Start of ENTRIES PROVIDED

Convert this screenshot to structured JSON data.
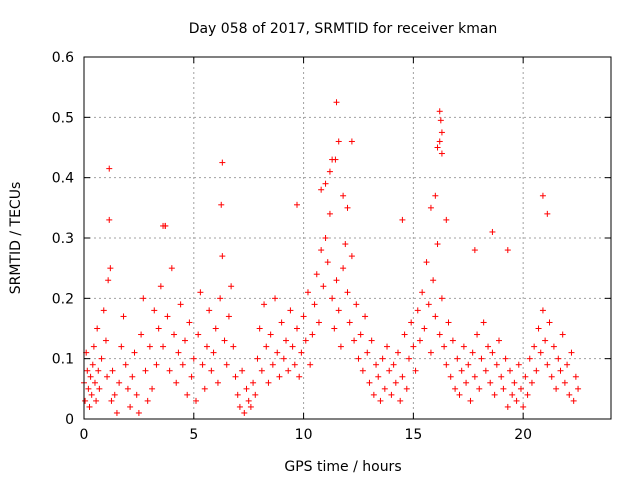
{
  "chart_data": {
    "type": "scatter",
    "title": "Day 058 of 2017, SRMTID for receiver kman",
    "xlabel": "GPS time / hours",
    "ylabel": "SRMTID / TECUs",
    "xlim": [
      0,
      24
    ],
    "ylim": [
      0,
      0.6
    ],
    "xticks": [
      0,
      5,
      10,
      15,
      20
    ],
    "xtick_labels": [
      "0",
      "5",
      "10",
      "15",
      "20"
    ],
    "yticks": [
      0,
      0.1,
      0.2,
      0.3,
      0.4,
      0.5,
      0.6
    ],
    "ytick_labels": [
      "0",
      "0.1",
      "0.2",
      "0.3",
      "0.4",
      "0.5",
      "0.6"
    ],
    "grid": true,
    "marker": "plus",
    "series": [
      {
        "name": "SRMTID",
        "color": "#ff0000",
        "x": [
          0.0,
          0.05,
          0.1,
          0.15,
          0.2,
          0.25,
          0.3,
          0.35,
          0.4,
          0.45,
          0.5,
          0.55,
          0.6,
          0.65,
          0.7,
          0.8,
          0.9,
          1.0,
          1.05,
          1.1,
          1.15,
          1.2,
          1.25,
          1.3,
          1.4,
          1.5,
          1.6,
          1.7,
          1.8,
          1.9,
          2.0,
          2.1,
          2.2,
          2.3,
          2.4,
          2.5,
          2.6,
          2.7,
          2.8,
          2.9,
          3.0,
          3.1,
          3.2,
          3.3,
          3.4,
          3.5,
          3.6,
          3.7,
          3.8,
          3.9,
          4.0,
          4.1,
          4.2,
          4.3,
          4.4,
          4.5,
          4.6,
          4.7,
          4.8,
          4.9,
          5.0,
          5.1,
          5.2,
          5.3,
          5.4,
          5.5,
          5.6,
          5.7,
          5.8,
          5.9,
          6.0,
          6.1,
          6.2,
          6.3,
          6.4,
          6.5,
          6.6,
          6.7,
          6.8,
          6.9,
          7.0,
          7.1,
          7.2,
          7.3,
          7.4,
          7.5,
          7.6,
          7.7,
          7.8,
          7.9,
          8.0,
          8.1,
          8.2,
          8.3,
          8.4,
          8.5,
          8.6,
          8.7,
          8.8,
          8.9,
          9.0,
          9.1,
          9.2,
          9.3,
          9.4,
          9.5,
          9.6,
          9.7,
          9.8,
          9.9,
          10.0,
          10.1,
          10.2,
          10.3,
          10.4,
          10.5,
          10.6,
          10.7,
          10.8,
          10.9,
          11.0,
          11.1,
          11.2,
          11.3,
          11.4,
          11.5,
          11.6,
          11.7,
          11.8,
          11.9,
          12.0,
          12.1,
          12.2,
          12.3,
          12.4,
          12.5,
          12.6,
          12.7,
          12.8,
          12.9,
          13.0,
          13.1,
          13.2,
          13.3,
          13.4,
          13.5,
          13.6,
          13.7,
          13.8,
          13.9,
          14.0,
          14.1,
          14.2,
          14.3,
          14.4,
          14.5,
          14.6,
          14.7,
          14.8,
          14.9,
          15.0,
          15.1,
          15.2,
          15.3,
          15.4,
          15.5,
          15.6,
          15.7,
          15.8,
          15.9,
          16.0,
          16.1,
          16.2,
          16.3,
          16.4,
          16.5,
          16.6,
          16.7,
          16.8,
          16.9,
          17.0,
          17.1,
          17.2,
          17.3,
          17.4,
          17.5,
          17.6,
          17.7,
          17.8,
          17.9,
          18.0,
          18.1,
          18.2,
          18.3,
          18.4,
          18.5,
          18.6,
          18.7,
          18.8,
          18.9,
          19.0,
          19.1,
          19.2,
          19.3,
          19.4,
          19.5,
          19.6,
          19.7,
          19.8,
          19.9,
          20.0,
          20.1,
          20.2,
          20.3,
          20.4,
          20.5,
          20.6,
          20.7,
          20.8,
          20.9,
          21.0,
          21.1,
          21.2,
          21.3,
          21.4,
          21.5,
          21.6,
          21.7,
          21.8,
          21.9,
          22.0,
          22.1,
          22.2,
          22.3,
          22.4,
          22.5,
          1.15,
          6.3,
          6.25,
          9.7,
          11.5,
          11.45,
          11.6,
          12.2,
          16.2,
          16.25,
          16.3,
          16.2,
          16.1,
          16.3,
          3.6,
          3.7,
          10.8,
          11.0,
          11.2,
          11.3,
          11.8,
          12.0,
          14.5,
          15.8,
          16.0,
          16.5,
          17.8,
          18.6,
          19.3,
          20.9,
          21.1
        ],
        "y": [
          0.06,
          0.03,
          0.11,
          0.08,
          0.05,
          0.02,
          0.07,
          0.04,
          0.09,
          0.12,
          0.06,
          0.03,
          0.15,
          0.08,
          0.05,
          0.1,
          0.18,
          0.13,
          0.07,
          0.23,
          0.33,
          0.25,
          0.03,
          0.08,
          0.04,
          0.01,
          0.06,
          0.12,
          0.17,
          0.09,
          0.05,
          0.02,
          0.07,
          0.11,
          0.04,
          0.01,
          0.14,
          0.2,
          0.08,
          0.03,
          0.12,
          0.05,
          0.18,
          0.09,
          0.15,
          0.22,
          0.12,
          0.32,
          0.17,
          0.08,
          0.25,
          0.14,
          0.06,
          0.11,
          0.19,
          0.09,
          0.13,
          0.04,
          0.16,
          0.07,
          0.1,
          0.03,
          0.14,
          0.21,
          0.09,
          0.05,
          0.12,
          0.18,
          0.08,
          0.11,
          0.15,
          0.06,
          0.2,
          0.27,
          0.13,
          0.09,
          0.17,
          0.22,
          0.12,
          0.07,
          0.04,
          0.02,
          0.08,
          0.01,
          0.05,
          0.03,
          0.02,
          0.06,
          0.04,
          0.1,
          0.15,
          0.08,
          0.19,
          0.12,
          0.06,
          0.14,
          0.09,
          0.2,
          0.11,
          0.07,
          0.16,
          0.1,
          0.13,
          0.08,
          0.18,
          0.12,
          0.09,
          0.15,
          0.07,
          0.11,
          0.17,
          0.13,
          0.21,
          0.09,
          0.14,
          0.19,
          0.24,
          0.16,
          0.28,
          0.22,
          0.3,
          0.26,
          0.34,
          0.2,
          0.15,
          0.23,
          0.18,
          0.12,
          0.25,
          0.29,
          0.21,
          0.16,
          0.27,
          0.13,
          0.19,
          0.1,
          0.14,
          0.08,
          0.17,
          0.11,
          0.06,
          0.13,
          0.04,
          0.09,
          0.07,
          0.03,
          0.1,
          0.05,
          0.12,
          0.08,
          0.04,
          0.09,
          0.06,
          0.11,
          0.03,
          0.07,
          0.14,
          0.05,
          0.1,
          0.16,
          0.12,
          0.08,
          0.18,
          0.13,
          0.21,
          0.15,
          0.26,
          0.19,
          0.11,
          0.23,
          0.17,
          0.29,
          0.14,
          0.2,
          0.12,
          0.09,
          0.16,
          0.07,
          0.13,
          0.05,
          0.1,
          0.04,
          0.08,
          0.12,
          0.06,
          0.09,
          0.03,
          0.11,
          0.07,
          0.14,
          0.05,
          0.1,
          0.16,
          0.08,
          0.12,
          0.06,
          0.11,
          0.04,
          0.09,
          0.13,
          0.07,
          0.05,
          0.1,
          0.02,
          0.08,
          0.04,
          0.06,
          0.03,
          0.09,
          0.05,
          0.02,
          0.07,
          0.04,
          0.1,
          0.06,
          0.12,
          0.08,
          0.15,
          0.11,
          0.18,
          0.13,
          0.09,
          0.16,
          0.07,
          0.12,
          0.05,
          0.1,
          0.08,
          0.14,
          0.06,
          0.09,
          0.04,
          0.11,
          0.03,
          0.07,
          0.05,
          0.415,
          0.425,
          0.355,
          0.355,
          0.525,
          0.43,
          0.46,
          0.46,
          0.51,
          0.495,
          0.475,
          0.46,
          0.45,
          0.44,
          0.32,
          0.32,
          0.38,
          0.39,
          0.41,
          0.43,
          0.37,
          0.35,
          0.33,
          0.35,
          0.37,
          0.33,
          0.28,
          0.31,
          0.28,
          0.37,
          0.34
        ]
      }
    ]
  }
}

End of ENTRIES PROVIDED

[EXERCISE GOAL]: Extract from the material all lines containing the string "SRMTID".

[PROBLEM SOLUTION]:
    "title": "Day 058 of 2017, SRMTID for receiver kman",
    "ylabel": "SRMTID / TECUs",
        "name": "SRMTID",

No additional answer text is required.